» **DATA FOR THE TASK**
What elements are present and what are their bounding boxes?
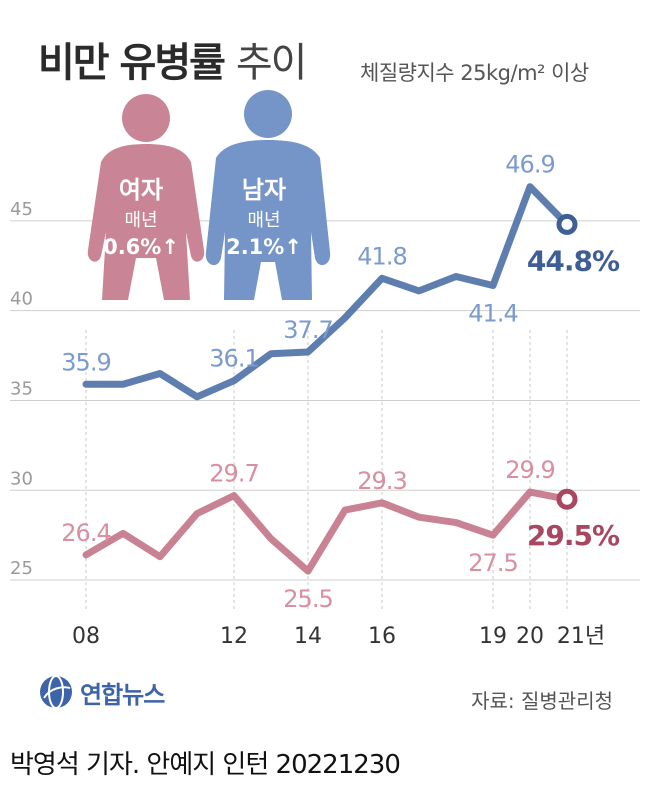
label-layer: 35.9 36.1 37.7 41.8 41.4 46.9 44.8% 26.4 29.7 25.… [61,151,621,613]
y-tick-label-30: 30 [10,468,33,489]
female-data-label-6: 25.5 [283,585,332,613]
x-tick-label-2008: 08 [72,624,100,649]
x-tick-label-2020: 20 [516,624,544,649]
female-data-label-8: 29.3 [357,467,406,495]
x-tick-label-2021: 21년 [557,624,605,649]
logo-text: 연합뉴스 [80,680,165,709]
female-final-point [556,488,578,510]
male-final-label: 44.8% [527,244,620,277]
x-tick-label-2012: 12 [220,624,248,649]
male-final-point [556,213,578,235]
male-figure-icon [205,90,331,300]
credit-bar: 박영석 기자. 안예지 인턴 20221230 [0,731,651,793]
female-rate-label: 매년 [124,210,157,231]
y-tick-label-45: 45 [10,199,33,220]
female-data-label-12: 29.9 [505,456,554,484]
male-data-label-4: 36.1 [209,345,258,373]
female-rate-value: 0.6%↑ [103,235,179,259]
title-light: 추이 [235,40,308,86]
yonhap-logo: 연합뉴스 [38,674,165,710]
male-label: 남자 [242,176,286,204]
y-tick-label-40: 40 [10,289,33,310]
body-figures: 여자 매년 0.6%↑ 남자 매년 2.1%↑ [87,90,331,300]
male-rate-value: 2.1%↑ [226,235,302,259]
male-rate-label: 매년 [247,210,280,231]
female-data-label-11: 27.5 [468,549,517,577]
female-figure-icon [87,94,205,300]
x-tick-label-2016: 16 [368,624,396,649]
y-tick-label-25: 25 [10,558,33,579]
male-data-label-12: 46.9 [505,151,554,179]
female-series-line [82,488,571,575]
globe-logo-icon [40,675,72,709]
credit-text: 박영석 기자. 안예지 인턴 20221230 [10,750,401,780]
male-data-label-11: 41.4 [468,299,517,327]
male-data-label-6: 37.7 [283,316,332,344]
female-final-label: 29.5% [527,519,620,552]
title-bold: 비만 유병률 [38,40,226,86]
source-text: 자료: 질병관리청 [471,689,613,713]
male-series-line [82,183,571,401]
series-layer [82,183,578,575]
female-data-label-0: 26.4 [61,519,110,547]
female-data-label-4: 29.7 [209,460,258,488]
male-data-label-8: 41.8 [357,242,406,270]
x-tick-label-2019: 19 [479,624,507,649]
female-label: 여자 [119,176,163,204]
x-tick-label-2014: 14 [294,624,322,649]
page-title: 비만 유병률 추이 [38,30,308,88]
page-subtitle: 체질량지수 25kg/m² 이상 [360,61,589,85]
male-data-label-0: 35.9 [61,348,110,376]
y-tick-label-35: 35 [10,378,33,399]
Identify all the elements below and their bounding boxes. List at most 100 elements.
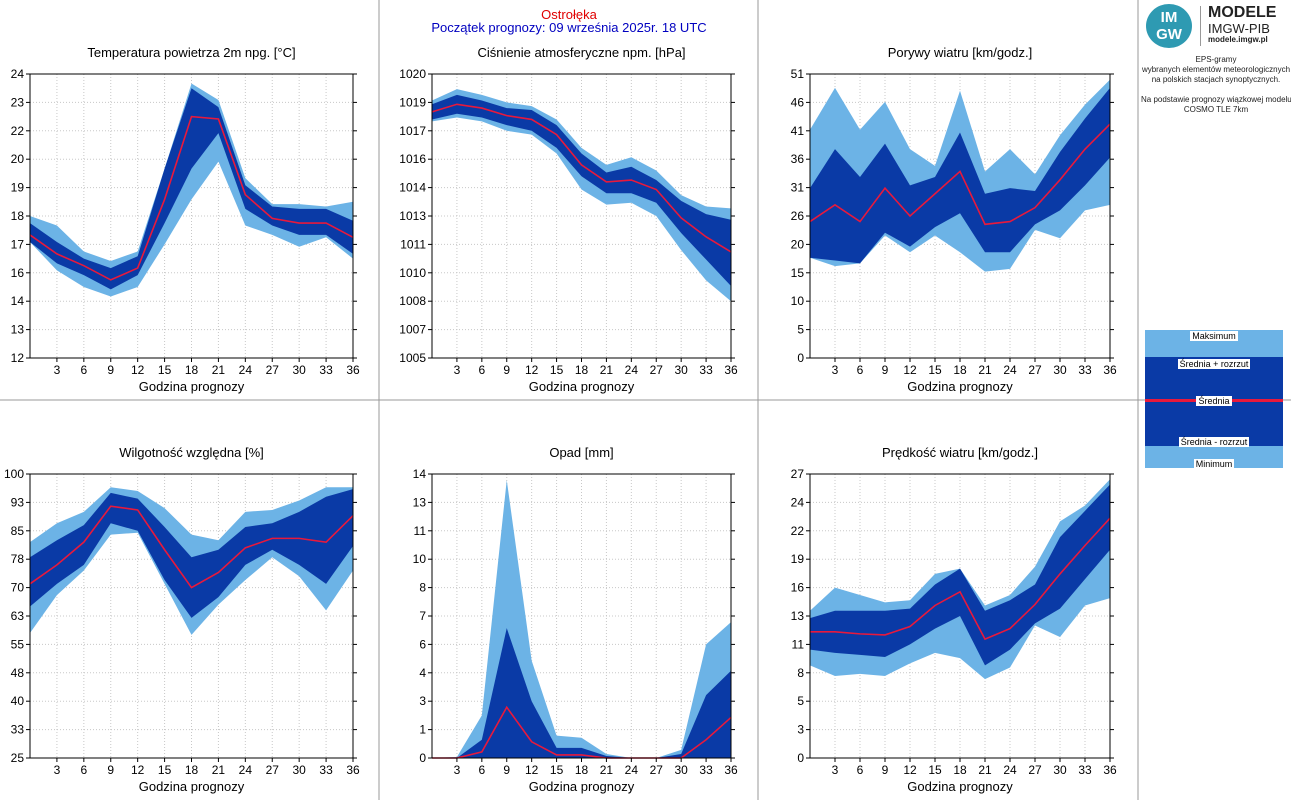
y-tick-label: 7 — [419, 609, 426, 623]
description-line: Na podstawie prognozy wiązkowej modelu — [1141, 95, 1291, 104]
y-tick-label: 20 — [11, 152, 25, 166]
y-tick-label: 8 — [797, 666, 804, 680]
y-tick-label: 10 — [413, 552, 427, 566]
x-tick-label: 21 — [212, 763, 226, 777]
x-tick-label: 6 — [857, 363, 864, 377]
y-tick-label: 46 — [791, 95, 805, 109]
x-tick-label: 30 — [674, 363, 688, 377]
x-tick-label: 15 — [928, 763, 942, 777]
y-tick-label: 1008 — [399, 294, 426, 308]
y-tick-label: 1017 — [399, 124, 426, 138]
x-tick-label: 27 — [650, 763, 664, 777]
y-tick-label: 1019 — [399, 95, 426, 109]
y-tick-label: 13 — [11, 323, 25, 337]
y-tick-label: 16 — [791, 581, 805, 595]
x-tick-label: 3 — [54, 363, 61, 377]
y-tick-label: 15 — [791, 266, 805, 280]
description-line: wybranych elementów meteorologicznych — [1141, 65, 1291, 74]
x-tick-label: 18 — [575, 363, 589, 377]
x-tick-label: 21 — [978, 763, 992, 777]
x-tick-label: 15 — [158, 363, 172, 377]
x-tick-label: 21 — [600, 363, 614, 377]
x-tick-label: 30 — [292, 763, 306, 777]
y-tick-label: 48 — [11, 666, 25, 680]
x-tick-label: 24 — [625, 363, 639, 377]
x-tick-label: 21 — [212, 363, 226, 377]
x-tick-label: 15 — [928, 363, 942, 377]
y-tick-label: 1007 — [399, 323, 426, 337]
mean-line — [810, 517, 1111, 641]
x-tick-label: 33 — [1078, 363, 1092, 377]
y-tick-label: 11 — [414, 524, 427, 538]
y-tick-label: 23 — [11, 95, 25, 109]
x-tick-label: 3 — [454, 363, 461, 377]
y-tick-label: 100 — [4, 467, 24, 481]
x-tick-label: 9 — [503, 763, 510, 777]
x-tick-label: 15 — [550, 763, 564, 777]
y-tick-label: 8 — [419, 581, 426, 595]
y-tick-label: 40 — [11, 694, 25, 708]
x-tick-label: 30 — [1053, 363, 1067, 377]
y-tick-label: 36 — [791, 152, 805, 166]
minmax-band — [432, 480, 731, 758]
x-tick-label: 6 — [80, 363, 87, 377]
y-tick-label: 1013 — [399, 209, 426, 223]
x-tick-label: 30 — [1053, 763, 1067, 777]
y-tick-label: 24 — [11, 67, 25, 81]
logo-url[interactable]: modele.imgw.pl — [1208, 35, 1268, 44]
y-tick-label: 13 — [413, 495, 427, 509]
x-axis-label: Godzina prognozy — [139, 379, 245, 394]
x-tick-label: 9 — [882, 363, 889, 377]
x-tick-label: 9 — [882, 763, 889, 777]
legend-mean-minus-label: Średnia - rozrzut — [1178, 437, 1250, 447]
station-name: Ostrołęka — [541, 7, 597, 22]
x-tick-label: 18 — [953, 363, 967, 377]
x-tick-label: 33 — [699, 363, 713, 377]
x-tick-label: 33 — [699, 763, 713, 777]
mean-line — [29, 505, 354, 589]
x-tick-label: 3 — [54, 763, 61, 777]
imgw-logo[interactable]: IM GW MODELE IMGW-PIB modele.imgw.pl — [1146, 4, 1286, 48]
y-tick-label: 14 — [413, 467, 427, 481]
legend-mean-label: Średnia — [1196, 396, 1232, 406]
y-tick-label: 19 — [791, 552, 805, 566]
legend-max-label: Maksimum — [1190, 331, 1238, 341]
x-tick-label: 6 — [857, 763, 864, 777]
y-tick-label: 51 — [791, 67, 805, 81]
chart-title: Porywy wiatru [km/godz.] — [888, 45, 1033, 60]
x-tick-label: 12 — [903, 763, 917, 777]
x-tick-label: 18 — [185, 363, 199, 377]
legend-min-band — [1145, 446, 1283, 468]
x-tick-label: 36 — [724, 363, 738, 377]
x-tick-label: 24 — [625, 763, 639, 777]
y-tick-label: 6 — [419, 637, 426, 651]
y-tick-label: 3 — [419, 694, 426, 708]
chart-title: Opad [mm] — [549, 445, 613, 460]
x-tick-label: 3 — [832, 363, 839, 377]
y-tick-label: 1014 — [399, 181, 426, 195]
y-tick-label: 13 — [791, 609, 805, 623]
minmax-band — [30, 83, 353, 297]
chart-pressure: 1005 1007 1008 1010 1011 1013 1014 1016 1017 1019… — [399, 45, 738, 394]
x-tick-label: 33 — [319, 363, 333, 377]
x-tick-label: 12 — [903, 363, 917, 377]
y-tick-label: 5 — [797, 323, 804, 337]
y-tick-label: 1 — [419, 723, 426, 737]
x-tick-label: 21 — [600, 763, 614, 777]
legend: Maksimum Średnia + rozrzut Średnia Średn… — [1145, 330, 1283, 469]
y-tick-label: 1010 — [399, 266, 426, 280]
spread-band — [432, 628, 731, 758]
x-tick-label: 27 — [266, 363, 280, 377]
y-tick-label: 26 — [791, 209, 805, 223]
x-tick-label: 27 — [650, 363, 664, 377]
y-tick-label: 41 — [791, 124, 805, 138]
description-line — [1141, 85, 1291, 95]
x-tick-label: 24 — [239, 763, 253, 777]
x-tick-label: 33 — [1078, 763, 1092, 777]
description-line: na polskich stacjach synoptycznych. — [1151, 75, 1281, 84]
x-axis-label: Godzina prognozy — [139, 779, 245, 794]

» **TASK INSTRUCTIONS**
Copy word for word the lines of the listing from the line with "label-layer: 35.9 36.1" to the line with "globe-logo-icon [40,675,72,709]", both included.

» **WRITTEN RESPONSE**
label-layer: 35.9 36.1 37.7 41.8 41.4 46.9 44.8% 26.4 29.7 25.… [61,151,621,613]
y-tick-label-30: 30 [10,468,33,489]
female-data-label-6: 25.5 [283,585,332,613]
x-tick-label-2008: 08 [72,624,100,649]
x-tick-label-2020: 20 [516,624,544,649]
female-data-label-8: 29.3 [357,467,406,495]
x-tick-label-2021: 21년 [557,624,605,649]
logo-text: 연합뉴스 [80,680,165,709]
female-final-point [556,488,578,510]
male-final-label: 44.8% [527,244,620,277]
x-tick-label-2012: 12 [220,624,248,649]
male-final-point [556,213,578,235]
male-figure-icon [205,90,331,300]
credit-bar: 박영석 기자. 안예지 인턴 20221230 [0,731,651,793]
female-rate-label: 매년 [124,210,157,231]
y-tick-label-45: 45 [10,199,33,220]
female-data-label-12: 29.9 [505,456,554,484]
male-data-label-4: 36.1 [209,345,258,373]
female-rate-value: 0.6%↑ [103,235,179,259]
title-light: 추이 [235,40,308,86]
yonhap-logo: 연합뉴스 [38,674,165,710]
male-label: 남자 [242,176,286,204]
y-tick-label-40: 40 [10,289,33,310]
body-figures: 여자 매년 0.6%↑ 남자 매년 2.1%↑ [87,90,331,300]
male-rate-value: 2.1%↑ [226,235,302,259]
male-rate-label: 매년 [247,210,280,231]
female-data-label-11: 27.5 [468,549,517,577]
female-figure-icon [87,94,205,300]
x-tick-label-2016: 16 [368,624,396,649]
y-tick-label-25: 25 [10,558,33,579]
male-data-label-12: 46.9 [505,151,554,179]
female-series-line [82,488,571,575]
globe-logo-icon [40,675,72,709]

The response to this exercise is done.